• _Goal_:
Give the number of lines that hold the string "email". Nothing else is needed.

(Records from a dataset)
— begin —

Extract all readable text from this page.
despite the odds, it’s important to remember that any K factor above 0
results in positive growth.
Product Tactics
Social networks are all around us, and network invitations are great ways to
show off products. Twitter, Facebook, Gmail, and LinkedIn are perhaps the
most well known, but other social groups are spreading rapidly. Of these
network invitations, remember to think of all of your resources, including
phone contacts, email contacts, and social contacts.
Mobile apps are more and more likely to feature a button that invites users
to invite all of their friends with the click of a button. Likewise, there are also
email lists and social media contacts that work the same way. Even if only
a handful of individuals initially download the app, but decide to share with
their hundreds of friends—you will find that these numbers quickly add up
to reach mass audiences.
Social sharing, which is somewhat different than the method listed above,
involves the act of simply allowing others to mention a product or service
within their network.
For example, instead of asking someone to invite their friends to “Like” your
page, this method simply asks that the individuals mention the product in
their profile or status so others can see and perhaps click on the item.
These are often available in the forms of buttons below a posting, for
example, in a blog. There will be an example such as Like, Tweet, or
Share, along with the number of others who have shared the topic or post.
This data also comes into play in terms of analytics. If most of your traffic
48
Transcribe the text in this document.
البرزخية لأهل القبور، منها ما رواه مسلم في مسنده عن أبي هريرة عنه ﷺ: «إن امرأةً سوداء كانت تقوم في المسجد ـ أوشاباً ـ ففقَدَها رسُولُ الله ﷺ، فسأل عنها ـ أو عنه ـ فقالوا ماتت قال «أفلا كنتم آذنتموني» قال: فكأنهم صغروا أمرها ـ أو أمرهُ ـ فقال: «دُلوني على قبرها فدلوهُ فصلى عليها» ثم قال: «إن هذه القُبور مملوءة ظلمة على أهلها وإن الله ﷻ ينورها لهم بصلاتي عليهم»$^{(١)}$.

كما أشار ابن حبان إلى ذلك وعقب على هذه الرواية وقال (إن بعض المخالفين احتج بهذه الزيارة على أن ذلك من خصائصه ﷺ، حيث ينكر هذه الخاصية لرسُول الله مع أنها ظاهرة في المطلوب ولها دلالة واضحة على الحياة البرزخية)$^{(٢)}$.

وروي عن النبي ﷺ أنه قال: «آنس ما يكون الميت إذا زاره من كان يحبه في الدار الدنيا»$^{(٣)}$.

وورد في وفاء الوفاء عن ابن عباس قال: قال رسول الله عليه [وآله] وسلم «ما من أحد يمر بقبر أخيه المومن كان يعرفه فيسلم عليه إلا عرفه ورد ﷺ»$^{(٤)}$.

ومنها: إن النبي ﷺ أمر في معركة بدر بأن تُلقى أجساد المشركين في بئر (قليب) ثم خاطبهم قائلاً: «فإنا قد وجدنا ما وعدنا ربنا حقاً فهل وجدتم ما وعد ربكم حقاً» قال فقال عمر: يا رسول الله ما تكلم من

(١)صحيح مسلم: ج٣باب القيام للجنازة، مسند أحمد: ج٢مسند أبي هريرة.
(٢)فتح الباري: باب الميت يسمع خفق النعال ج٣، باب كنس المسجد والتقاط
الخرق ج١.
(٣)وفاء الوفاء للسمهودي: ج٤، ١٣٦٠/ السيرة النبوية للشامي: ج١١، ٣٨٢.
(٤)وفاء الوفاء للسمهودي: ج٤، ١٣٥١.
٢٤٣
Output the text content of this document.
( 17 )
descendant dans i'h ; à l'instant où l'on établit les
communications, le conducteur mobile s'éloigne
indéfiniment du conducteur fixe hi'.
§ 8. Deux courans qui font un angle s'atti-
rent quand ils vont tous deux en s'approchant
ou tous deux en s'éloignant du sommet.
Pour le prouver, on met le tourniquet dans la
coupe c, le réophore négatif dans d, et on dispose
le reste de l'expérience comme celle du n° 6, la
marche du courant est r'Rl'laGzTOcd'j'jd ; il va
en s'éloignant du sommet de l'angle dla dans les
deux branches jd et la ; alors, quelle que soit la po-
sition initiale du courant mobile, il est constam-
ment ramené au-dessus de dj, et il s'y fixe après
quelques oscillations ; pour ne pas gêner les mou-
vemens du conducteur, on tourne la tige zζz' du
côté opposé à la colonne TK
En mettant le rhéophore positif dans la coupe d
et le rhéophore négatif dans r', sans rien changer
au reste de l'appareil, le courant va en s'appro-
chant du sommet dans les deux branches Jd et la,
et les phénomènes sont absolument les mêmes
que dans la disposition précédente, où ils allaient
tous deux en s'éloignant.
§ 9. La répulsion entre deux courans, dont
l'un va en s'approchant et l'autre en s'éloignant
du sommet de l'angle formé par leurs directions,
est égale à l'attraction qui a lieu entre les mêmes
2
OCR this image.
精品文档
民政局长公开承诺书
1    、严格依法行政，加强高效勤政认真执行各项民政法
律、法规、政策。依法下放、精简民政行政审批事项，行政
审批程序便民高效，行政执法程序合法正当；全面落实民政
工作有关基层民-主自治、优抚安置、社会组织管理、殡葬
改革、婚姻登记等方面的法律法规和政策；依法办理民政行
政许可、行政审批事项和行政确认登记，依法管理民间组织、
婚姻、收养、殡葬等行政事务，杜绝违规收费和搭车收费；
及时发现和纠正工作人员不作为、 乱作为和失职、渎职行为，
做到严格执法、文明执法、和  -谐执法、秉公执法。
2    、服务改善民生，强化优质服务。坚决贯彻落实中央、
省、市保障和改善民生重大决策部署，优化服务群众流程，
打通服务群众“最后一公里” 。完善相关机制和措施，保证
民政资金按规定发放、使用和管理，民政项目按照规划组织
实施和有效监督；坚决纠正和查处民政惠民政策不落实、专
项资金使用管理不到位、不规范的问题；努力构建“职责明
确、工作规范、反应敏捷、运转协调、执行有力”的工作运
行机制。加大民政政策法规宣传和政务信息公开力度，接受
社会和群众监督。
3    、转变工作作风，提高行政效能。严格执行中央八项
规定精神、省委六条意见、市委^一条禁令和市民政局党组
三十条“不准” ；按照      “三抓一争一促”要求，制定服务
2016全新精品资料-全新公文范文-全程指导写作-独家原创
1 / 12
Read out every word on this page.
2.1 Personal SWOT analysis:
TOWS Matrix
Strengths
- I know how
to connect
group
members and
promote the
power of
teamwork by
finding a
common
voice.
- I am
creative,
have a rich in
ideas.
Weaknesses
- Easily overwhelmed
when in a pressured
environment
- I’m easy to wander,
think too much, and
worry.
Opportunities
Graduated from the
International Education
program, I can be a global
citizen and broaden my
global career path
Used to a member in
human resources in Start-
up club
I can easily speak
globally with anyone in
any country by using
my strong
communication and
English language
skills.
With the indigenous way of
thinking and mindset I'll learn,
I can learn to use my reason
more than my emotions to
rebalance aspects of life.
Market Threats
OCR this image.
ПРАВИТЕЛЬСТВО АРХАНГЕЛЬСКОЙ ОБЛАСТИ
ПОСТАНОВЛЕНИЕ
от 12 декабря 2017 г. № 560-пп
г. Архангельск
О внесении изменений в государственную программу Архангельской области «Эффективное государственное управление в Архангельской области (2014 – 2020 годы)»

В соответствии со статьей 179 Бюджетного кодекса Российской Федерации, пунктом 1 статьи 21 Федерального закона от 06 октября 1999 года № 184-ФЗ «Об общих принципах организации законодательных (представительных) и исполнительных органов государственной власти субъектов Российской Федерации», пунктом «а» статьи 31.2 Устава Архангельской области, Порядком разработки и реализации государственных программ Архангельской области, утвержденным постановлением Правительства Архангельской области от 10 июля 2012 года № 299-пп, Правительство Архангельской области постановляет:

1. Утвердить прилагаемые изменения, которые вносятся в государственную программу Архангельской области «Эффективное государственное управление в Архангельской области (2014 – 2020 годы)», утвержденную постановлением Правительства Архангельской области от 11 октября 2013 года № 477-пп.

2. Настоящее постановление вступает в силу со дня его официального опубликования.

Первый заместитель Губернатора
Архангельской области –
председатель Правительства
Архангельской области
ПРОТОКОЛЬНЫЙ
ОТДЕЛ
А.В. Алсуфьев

— end —

• _Exercise output_:
2